(Records about charts and figures)
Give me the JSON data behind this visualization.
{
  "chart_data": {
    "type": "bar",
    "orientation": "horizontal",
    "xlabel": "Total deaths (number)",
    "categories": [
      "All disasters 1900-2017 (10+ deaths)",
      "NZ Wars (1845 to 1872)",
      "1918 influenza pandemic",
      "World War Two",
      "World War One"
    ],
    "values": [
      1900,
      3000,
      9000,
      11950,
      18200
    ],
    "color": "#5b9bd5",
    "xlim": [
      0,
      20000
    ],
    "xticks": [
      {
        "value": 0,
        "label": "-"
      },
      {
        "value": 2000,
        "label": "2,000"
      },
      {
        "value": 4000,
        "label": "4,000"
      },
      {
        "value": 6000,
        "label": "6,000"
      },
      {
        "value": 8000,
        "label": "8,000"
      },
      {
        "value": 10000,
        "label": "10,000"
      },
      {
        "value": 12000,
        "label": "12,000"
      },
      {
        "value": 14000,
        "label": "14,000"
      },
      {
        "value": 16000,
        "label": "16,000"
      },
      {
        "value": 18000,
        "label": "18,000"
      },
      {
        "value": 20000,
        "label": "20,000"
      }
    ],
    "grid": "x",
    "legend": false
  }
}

Short task => Your task is to gather all lines from the entries above that hold the word "deaths".

Result of this task =>
    "xlabel": "Total deaths (number)",
      "All disasters 1900-2017 (10+ deaths)",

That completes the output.